EXERCISE REQUIREMENTS
Gather all lines from the material that contain the word "JSON".
▼▼▼
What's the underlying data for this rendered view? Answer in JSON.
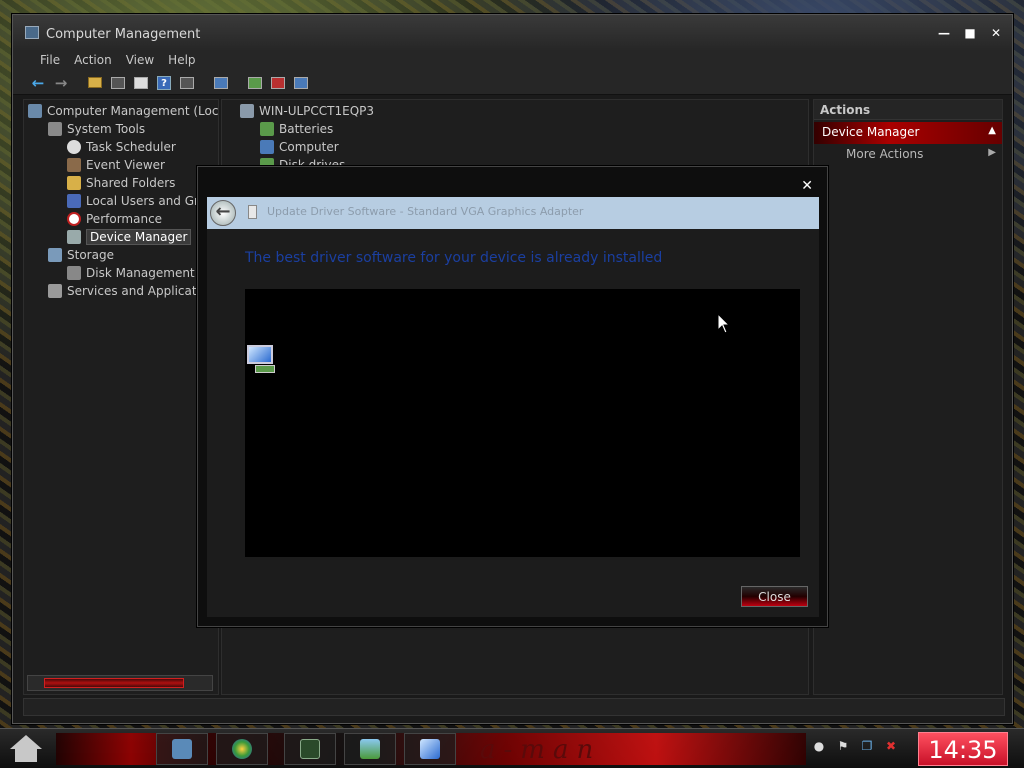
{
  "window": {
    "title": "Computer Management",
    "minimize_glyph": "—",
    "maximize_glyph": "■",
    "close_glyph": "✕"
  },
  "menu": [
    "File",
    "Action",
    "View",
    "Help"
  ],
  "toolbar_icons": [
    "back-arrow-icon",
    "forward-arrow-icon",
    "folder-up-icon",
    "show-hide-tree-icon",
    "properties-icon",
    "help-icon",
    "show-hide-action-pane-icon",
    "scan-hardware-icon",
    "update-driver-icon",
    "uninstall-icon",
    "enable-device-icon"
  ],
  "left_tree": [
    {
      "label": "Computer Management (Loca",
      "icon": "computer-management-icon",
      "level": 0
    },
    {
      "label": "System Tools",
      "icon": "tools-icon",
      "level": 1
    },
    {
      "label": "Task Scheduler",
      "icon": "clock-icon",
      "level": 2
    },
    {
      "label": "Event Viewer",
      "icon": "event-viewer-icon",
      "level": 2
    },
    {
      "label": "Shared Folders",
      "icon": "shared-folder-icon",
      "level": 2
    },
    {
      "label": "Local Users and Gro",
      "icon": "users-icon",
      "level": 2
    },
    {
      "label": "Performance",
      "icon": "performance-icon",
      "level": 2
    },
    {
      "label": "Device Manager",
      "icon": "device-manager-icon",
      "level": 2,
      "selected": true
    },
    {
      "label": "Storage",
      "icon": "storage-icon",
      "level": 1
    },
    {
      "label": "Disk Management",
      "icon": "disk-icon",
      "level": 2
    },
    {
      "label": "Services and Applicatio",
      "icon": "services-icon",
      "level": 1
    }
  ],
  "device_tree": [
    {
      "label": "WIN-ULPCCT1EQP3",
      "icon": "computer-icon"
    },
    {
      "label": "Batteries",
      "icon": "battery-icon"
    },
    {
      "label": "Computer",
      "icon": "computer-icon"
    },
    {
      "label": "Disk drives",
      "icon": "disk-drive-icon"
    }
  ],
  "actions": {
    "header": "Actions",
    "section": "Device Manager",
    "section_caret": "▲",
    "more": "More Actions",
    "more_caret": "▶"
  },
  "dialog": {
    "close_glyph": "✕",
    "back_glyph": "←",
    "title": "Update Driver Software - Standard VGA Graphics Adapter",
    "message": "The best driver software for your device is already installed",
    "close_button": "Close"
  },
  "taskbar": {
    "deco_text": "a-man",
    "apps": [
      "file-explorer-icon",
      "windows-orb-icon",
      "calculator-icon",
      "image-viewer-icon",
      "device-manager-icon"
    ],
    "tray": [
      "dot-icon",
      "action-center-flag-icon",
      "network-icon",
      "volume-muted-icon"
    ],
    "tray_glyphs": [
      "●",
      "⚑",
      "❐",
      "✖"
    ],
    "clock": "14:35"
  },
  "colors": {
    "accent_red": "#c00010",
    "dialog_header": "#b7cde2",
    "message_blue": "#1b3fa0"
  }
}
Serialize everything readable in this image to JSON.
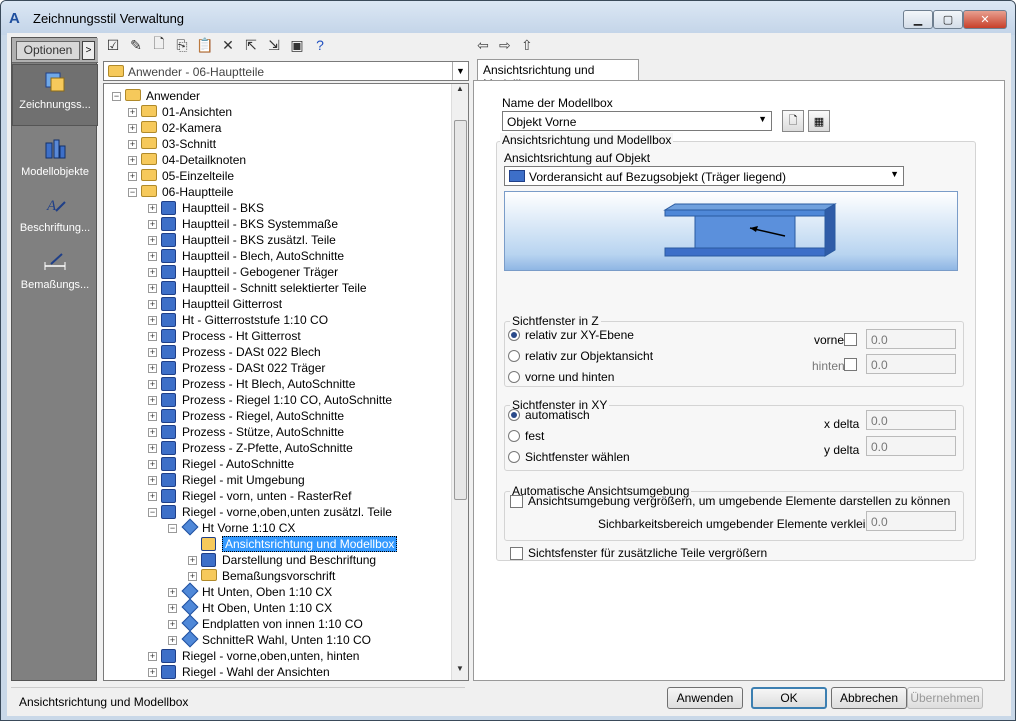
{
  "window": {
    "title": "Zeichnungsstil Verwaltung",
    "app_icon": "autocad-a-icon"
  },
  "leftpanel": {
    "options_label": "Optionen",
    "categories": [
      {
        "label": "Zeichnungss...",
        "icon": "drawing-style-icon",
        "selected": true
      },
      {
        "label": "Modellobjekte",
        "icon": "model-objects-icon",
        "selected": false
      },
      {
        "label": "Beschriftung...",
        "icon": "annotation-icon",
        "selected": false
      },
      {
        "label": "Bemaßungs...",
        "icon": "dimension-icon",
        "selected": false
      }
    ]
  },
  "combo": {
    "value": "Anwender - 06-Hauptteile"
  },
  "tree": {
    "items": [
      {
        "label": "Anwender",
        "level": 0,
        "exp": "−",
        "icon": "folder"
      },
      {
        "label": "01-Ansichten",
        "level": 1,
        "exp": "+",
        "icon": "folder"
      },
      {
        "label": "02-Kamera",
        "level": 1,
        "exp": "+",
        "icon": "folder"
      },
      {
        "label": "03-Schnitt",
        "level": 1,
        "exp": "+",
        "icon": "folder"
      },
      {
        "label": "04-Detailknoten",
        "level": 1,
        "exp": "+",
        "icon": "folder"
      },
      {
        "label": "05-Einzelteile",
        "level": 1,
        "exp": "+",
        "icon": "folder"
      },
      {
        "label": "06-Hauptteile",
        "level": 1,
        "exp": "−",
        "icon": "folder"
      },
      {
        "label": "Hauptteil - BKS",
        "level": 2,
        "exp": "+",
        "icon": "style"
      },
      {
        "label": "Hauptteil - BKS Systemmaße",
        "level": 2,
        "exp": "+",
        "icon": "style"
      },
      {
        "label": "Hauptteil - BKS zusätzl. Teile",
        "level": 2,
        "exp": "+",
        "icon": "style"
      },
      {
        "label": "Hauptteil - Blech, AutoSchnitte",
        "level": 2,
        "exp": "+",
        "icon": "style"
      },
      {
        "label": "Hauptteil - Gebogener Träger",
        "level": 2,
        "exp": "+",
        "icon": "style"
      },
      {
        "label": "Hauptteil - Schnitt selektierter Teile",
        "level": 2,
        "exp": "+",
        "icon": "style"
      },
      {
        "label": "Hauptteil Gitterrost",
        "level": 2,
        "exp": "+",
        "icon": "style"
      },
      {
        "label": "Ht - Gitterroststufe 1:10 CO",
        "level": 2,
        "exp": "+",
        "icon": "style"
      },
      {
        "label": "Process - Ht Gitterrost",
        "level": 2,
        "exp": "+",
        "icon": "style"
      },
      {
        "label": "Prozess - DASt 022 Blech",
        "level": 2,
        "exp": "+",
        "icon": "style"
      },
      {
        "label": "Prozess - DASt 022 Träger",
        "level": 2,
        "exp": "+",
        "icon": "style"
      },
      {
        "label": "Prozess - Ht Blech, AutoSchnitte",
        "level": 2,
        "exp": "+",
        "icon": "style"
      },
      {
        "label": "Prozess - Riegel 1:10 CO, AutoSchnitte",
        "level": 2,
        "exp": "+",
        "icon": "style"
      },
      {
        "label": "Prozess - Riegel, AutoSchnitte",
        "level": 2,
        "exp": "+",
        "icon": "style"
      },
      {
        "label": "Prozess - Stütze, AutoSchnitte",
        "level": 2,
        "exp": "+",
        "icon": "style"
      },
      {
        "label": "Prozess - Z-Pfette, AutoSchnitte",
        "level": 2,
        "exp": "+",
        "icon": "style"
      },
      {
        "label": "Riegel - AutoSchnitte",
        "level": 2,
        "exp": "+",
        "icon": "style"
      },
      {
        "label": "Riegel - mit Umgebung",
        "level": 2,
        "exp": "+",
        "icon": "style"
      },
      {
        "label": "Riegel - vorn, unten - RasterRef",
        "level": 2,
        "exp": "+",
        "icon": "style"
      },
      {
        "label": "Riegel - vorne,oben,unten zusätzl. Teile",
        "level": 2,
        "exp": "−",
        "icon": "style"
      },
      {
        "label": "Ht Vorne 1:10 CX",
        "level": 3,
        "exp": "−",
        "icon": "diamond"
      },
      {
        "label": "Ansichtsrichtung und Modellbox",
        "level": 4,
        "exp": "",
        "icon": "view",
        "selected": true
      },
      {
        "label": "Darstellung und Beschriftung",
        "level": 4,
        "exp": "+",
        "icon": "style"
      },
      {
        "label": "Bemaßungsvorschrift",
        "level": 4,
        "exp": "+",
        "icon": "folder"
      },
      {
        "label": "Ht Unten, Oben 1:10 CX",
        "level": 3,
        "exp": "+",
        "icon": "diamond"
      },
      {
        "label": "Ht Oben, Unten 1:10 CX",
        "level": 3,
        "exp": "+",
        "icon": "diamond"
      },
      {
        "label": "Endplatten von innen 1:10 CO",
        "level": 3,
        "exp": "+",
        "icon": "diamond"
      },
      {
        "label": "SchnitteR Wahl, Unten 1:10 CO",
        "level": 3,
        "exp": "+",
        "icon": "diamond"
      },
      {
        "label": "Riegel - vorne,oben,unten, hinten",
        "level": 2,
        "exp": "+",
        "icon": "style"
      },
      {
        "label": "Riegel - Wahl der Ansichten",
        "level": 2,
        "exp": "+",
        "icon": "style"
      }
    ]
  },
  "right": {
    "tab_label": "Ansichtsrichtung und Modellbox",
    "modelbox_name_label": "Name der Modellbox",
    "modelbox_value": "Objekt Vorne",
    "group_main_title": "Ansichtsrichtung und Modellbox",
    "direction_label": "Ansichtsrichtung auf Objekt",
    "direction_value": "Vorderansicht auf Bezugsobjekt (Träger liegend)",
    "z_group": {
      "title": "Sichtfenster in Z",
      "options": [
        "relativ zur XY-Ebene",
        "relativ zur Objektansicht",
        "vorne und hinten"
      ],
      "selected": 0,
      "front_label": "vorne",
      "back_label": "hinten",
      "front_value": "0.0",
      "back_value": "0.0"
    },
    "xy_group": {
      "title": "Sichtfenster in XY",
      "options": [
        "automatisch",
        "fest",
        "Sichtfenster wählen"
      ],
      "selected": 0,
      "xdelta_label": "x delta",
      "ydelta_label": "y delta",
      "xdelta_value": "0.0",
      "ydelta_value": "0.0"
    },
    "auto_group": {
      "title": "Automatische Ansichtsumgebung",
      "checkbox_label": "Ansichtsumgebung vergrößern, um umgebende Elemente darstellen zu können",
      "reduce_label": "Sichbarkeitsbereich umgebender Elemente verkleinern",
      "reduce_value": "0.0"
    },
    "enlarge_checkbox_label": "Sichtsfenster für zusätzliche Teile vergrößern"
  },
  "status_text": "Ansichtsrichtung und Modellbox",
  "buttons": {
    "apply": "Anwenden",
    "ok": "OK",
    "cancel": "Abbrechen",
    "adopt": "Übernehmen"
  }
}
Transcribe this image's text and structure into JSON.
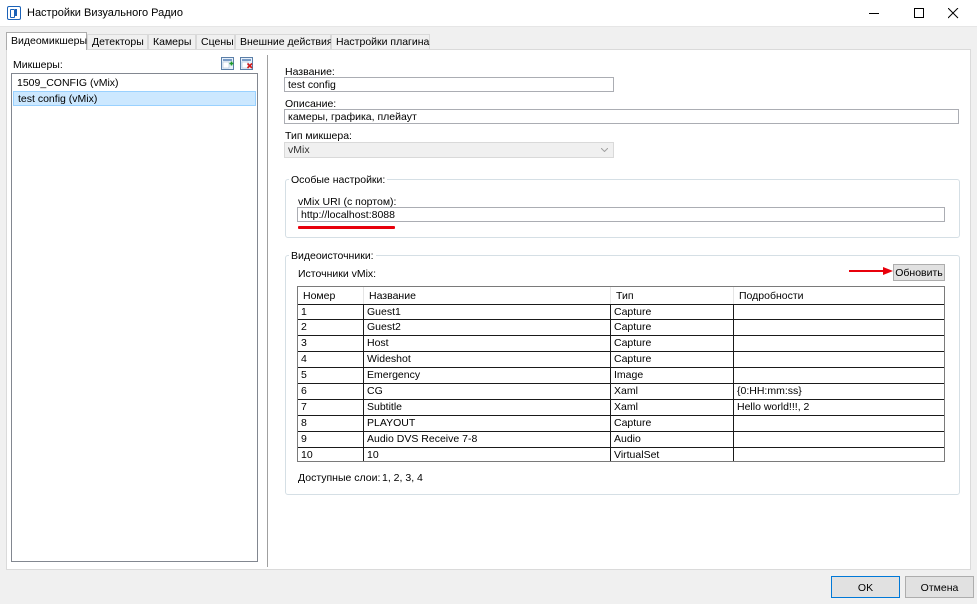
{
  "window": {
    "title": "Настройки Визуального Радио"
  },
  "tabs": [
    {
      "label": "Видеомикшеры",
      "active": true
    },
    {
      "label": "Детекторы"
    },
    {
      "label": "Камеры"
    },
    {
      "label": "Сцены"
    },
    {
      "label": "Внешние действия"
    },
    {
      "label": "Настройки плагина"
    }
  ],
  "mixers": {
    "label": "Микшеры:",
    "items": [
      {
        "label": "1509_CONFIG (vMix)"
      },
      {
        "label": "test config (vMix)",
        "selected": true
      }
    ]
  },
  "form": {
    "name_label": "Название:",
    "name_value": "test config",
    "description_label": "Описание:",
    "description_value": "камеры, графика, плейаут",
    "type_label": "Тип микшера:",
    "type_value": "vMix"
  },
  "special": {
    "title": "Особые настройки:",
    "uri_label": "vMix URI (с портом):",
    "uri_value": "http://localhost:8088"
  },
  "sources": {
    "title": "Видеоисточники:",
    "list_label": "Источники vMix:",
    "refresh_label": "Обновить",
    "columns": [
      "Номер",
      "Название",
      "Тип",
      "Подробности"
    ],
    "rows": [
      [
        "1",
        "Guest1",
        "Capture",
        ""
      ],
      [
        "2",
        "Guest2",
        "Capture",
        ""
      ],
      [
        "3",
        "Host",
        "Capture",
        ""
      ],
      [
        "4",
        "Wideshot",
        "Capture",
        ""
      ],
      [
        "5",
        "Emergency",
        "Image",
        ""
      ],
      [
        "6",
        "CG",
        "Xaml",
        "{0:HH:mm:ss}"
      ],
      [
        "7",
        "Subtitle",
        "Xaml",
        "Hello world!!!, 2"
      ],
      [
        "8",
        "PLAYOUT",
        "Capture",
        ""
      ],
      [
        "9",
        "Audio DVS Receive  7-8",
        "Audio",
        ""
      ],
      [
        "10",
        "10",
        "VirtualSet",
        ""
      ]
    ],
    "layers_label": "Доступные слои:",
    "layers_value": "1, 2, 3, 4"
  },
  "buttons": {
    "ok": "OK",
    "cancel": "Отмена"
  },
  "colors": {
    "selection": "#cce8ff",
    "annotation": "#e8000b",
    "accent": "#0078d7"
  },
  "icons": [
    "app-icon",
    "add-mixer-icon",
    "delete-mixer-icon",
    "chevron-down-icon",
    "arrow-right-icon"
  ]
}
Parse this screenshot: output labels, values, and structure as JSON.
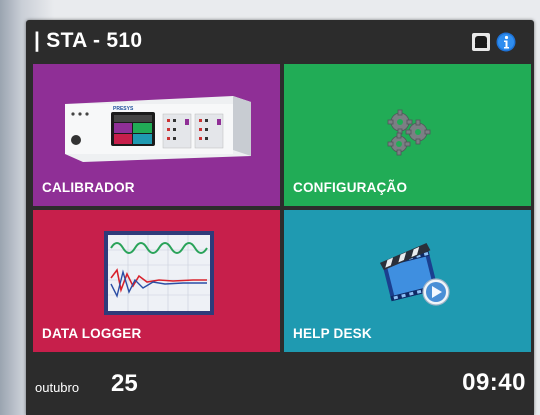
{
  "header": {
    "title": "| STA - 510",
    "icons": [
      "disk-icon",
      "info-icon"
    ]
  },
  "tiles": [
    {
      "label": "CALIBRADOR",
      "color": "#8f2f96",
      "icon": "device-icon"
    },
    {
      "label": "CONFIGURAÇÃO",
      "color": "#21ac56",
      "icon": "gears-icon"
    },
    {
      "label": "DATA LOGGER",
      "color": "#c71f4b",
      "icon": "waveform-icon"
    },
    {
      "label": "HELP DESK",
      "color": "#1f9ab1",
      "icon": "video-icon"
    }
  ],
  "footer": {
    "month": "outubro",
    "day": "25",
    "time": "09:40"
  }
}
▲▲▲
CORRECT OUTPUT
What's the underlying data for this rendered view? Answer in JSON.
Serialize everything readable in this image to JSON.
Transcribe this image's text and structure into JSON.
Parse this screenshot: output labels, values, and structure as JSON.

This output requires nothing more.